Quote each line of the material verbatim, without the pictures.

--- start of DATASET ---

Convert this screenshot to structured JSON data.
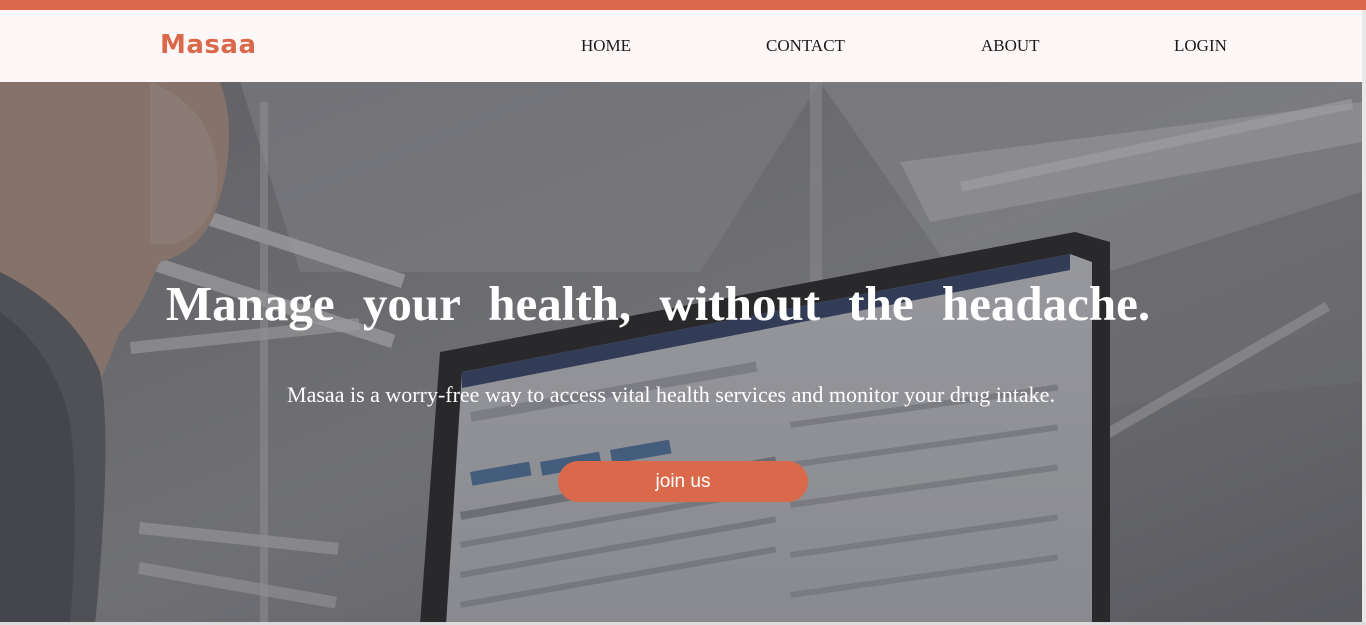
{
  "brand": {
    "name": "Masaa"
  },
  "nav": {
    "home": "HOME",
    "contact": "CONTACT",
    "about": "ABOUT",
    "login": "LOGIN"
  },
  "hero": {
    "title": "Manage your health, without the headache.",
    "subtitle": "Masaa is a worry-free way to access vital health services and monitor your drug intake.",
    "cta_label": "join us"
  },
  "colors": {
    "accent": "#d9694a",
    "nav_background": "#fdf7f7",
    "hero_text": "#ffffff"
  }
}
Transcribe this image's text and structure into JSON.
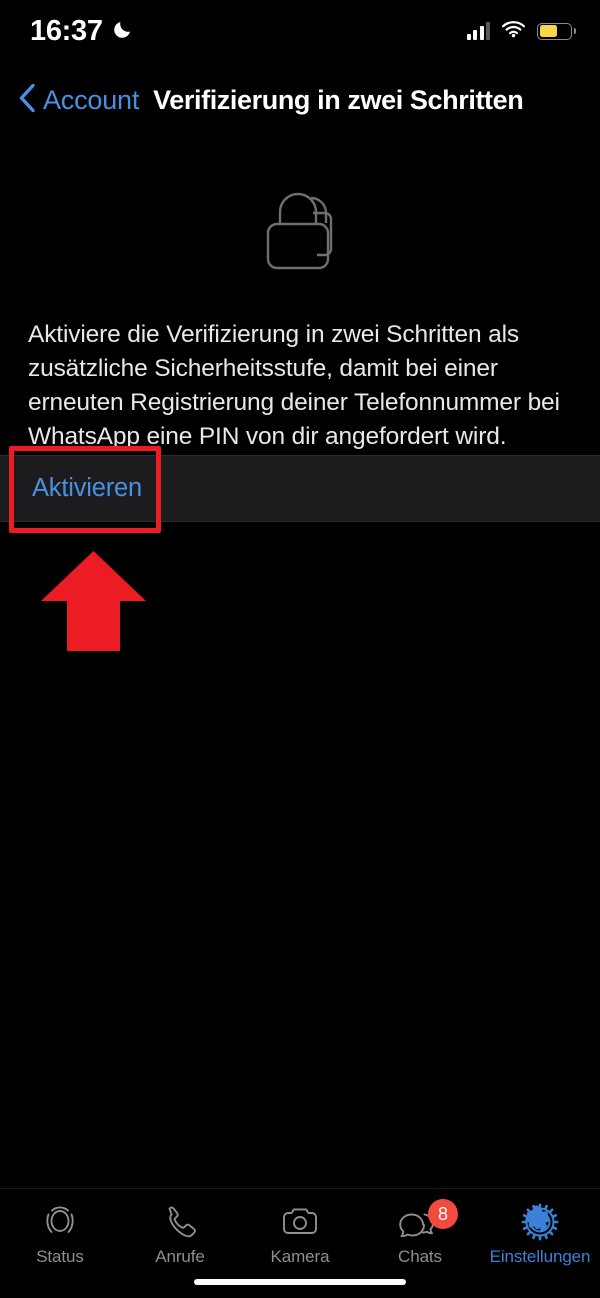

--- end of DATASET ---

§ **WRITTEN ANSWER**
Convert this screenshot to structured JSON data.
{
  "brand": {
    "name": "Masaa"
  },
  "nav": {
    "home": "HOME",
    "contact": "CONTACT",
    "about": "ABOUT",
    "login": "LOGIN"
  },
  "hero": {
    "title": "Manage your health, without the headache.",
    "subtitle": "Masaa is a worry-free way to access vital health services and monitor your drug intake.",
    "cta_label": "join us"
  },
  "colors": {
    "accent": "#d9694a",
    "nav_background": "#fdf7f7",
    "hero_text": "#ffffff"
  }
}
Transcribe this image's text and structure into JSON.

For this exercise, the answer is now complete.